(Extracted data entries)
+++

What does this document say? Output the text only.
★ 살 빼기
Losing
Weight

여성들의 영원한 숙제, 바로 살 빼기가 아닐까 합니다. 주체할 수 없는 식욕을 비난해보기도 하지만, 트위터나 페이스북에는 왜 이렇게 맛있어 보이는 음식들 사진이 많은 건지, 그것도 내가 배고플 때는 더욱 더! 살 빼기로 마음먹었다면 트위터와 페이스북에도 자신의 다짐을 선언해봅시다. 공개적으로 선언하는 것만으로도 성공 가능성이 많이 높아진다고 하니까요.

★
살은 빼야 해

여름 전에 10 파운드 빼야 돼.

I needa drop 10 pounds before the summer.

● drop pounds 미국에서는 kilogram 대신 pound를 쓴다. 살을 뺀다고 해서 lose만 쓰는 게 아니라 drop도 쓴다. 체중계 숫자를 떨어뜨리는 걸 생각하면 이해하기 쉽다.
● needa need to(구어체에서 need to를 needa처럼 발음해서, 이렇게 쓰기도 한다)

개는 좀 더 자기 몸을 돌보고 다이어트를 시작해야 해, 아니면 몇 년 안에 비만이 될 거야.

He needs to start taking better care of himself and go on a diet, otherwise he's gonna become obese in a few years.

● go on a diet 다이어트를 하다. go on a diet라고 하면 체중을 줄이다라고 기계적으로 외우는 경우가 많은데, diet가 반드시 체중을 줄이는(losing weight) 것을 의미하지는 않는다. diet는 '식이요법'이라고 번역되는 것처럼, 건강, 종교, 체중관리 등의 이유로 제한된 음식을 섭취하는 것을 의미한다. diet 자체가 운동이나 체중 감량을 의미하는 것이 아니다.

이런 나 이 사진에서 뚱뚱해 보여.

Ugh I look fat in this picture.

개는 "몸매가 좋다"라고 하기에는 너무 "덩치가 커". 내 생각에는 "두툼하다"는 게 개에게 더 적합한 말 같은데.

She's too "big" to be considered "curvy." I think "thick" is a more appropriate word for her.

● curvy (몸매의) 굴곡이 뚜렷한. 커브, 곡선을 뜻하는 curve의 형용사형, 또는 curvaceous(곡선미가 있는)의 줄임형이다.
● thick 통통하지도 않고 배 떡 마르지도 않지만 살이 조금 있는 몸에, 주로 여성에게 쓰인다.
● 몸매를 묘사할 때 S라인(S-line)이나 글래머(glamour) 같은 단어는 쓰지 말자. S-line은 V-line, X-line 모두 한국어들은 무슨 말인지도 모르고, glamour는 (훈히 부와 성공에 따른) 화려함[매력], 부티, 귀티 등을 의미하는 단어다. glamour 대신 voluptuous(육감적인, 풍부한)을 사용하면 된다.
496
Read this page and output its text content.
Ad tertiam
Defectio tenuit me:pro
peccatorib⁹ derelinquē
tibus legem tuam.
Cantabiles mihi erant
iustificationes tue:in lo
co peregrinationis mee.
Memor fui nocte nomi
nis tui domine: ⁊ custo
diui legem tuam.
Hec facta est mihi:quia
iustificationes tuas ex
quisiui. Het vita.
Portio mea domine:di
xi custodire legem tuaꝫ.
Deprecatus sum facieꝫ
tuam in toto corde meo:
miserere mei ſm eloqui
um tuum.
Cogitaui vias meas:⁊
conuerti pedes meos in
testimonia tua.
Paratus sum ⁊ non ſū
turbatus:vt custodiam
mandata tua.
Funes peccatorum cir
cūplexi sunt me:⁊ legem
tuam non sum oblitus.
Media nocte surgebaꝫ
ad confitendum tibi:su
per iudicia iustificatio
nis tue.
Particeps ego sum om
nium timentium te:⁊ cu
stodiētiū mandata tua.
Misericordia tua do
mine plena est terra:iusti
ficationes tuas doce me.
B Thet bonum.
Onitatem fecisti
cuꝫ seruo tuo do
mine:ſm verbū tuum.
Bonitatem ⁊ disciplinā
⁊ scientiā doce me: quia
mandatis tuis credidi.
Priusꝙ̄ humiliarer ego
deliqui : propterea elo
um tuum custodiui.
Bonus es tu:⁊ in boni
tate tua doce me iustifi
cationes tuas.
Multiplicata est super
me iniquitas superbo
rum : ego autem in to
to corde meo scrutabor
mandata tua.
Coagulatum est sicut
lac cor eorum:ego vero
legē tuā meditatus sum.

+++

JOB: Print again the material above, limited to the lines from the one holding "Read this page and output its text content." through the last, inclusive.

RESPONSE BELOW:
Read this page and output its text content.
Ad tertiam
Defectio tenuit me:pro
peccatorib⁹ derelinquē
tibus legem tuam.
Cantabiles mihi erant
iustificationes tue:in lo
co peregrinationis mee.
Memor fui nocte nomi
nis tui domine: ⁊ custo
diui legem tuam.
Hec facta est mihi:quia
iustificationes tuas ex
quisiui. Het vita.
Portio mea domine:di
xi custodire legem tuaꝫ.
Deprecatus sum facieꝫ
tuam in toto corde meo:
miserere mei ſm eloqui
um tuum.
Cogitaui vias meas:⁊
conuerti pedes meos in
testimonia tua.
Paratus sum ⁊ non ſū
turbatus:vt custodiam
mandata tua.
Funes peccatorum cir
cūplexi sunt me:⁊ legem
tuam non sum oblitus.
Media nocte surgebaꝫ
ad confitendum tibi:su
per iudicia iustificatio
nis tue.
Particeps ego sum om
nium timentium te:⁊ cu
stodiētiū mandata tua.
Misericordia tua do
mine plena est terra:iusti
ficationes tuas doce me.
B Thet bonum.
Onitatem fecisti
cuꝫ seruo tuo do
mine:ſm verbū tuum.
Bonitatem ⁊ disciplinā
⁊ scientiā doce me: quia
mandatis tuis credidi.
Priusꝙ̄ humiliarer ego
deliqui : propterea elo
um tuum custodiui.
Bonus es tu:⁊ in boni
tate tua doce me iustifi
cationes tuas.
Multiplicata est super
me iniquitas superbo
rum : ego autem in to
to corde meo scrutabor
mandata tua.
Coagulatum est sicut
lac cor eorum:ego vero
legē tuā meditatus sum.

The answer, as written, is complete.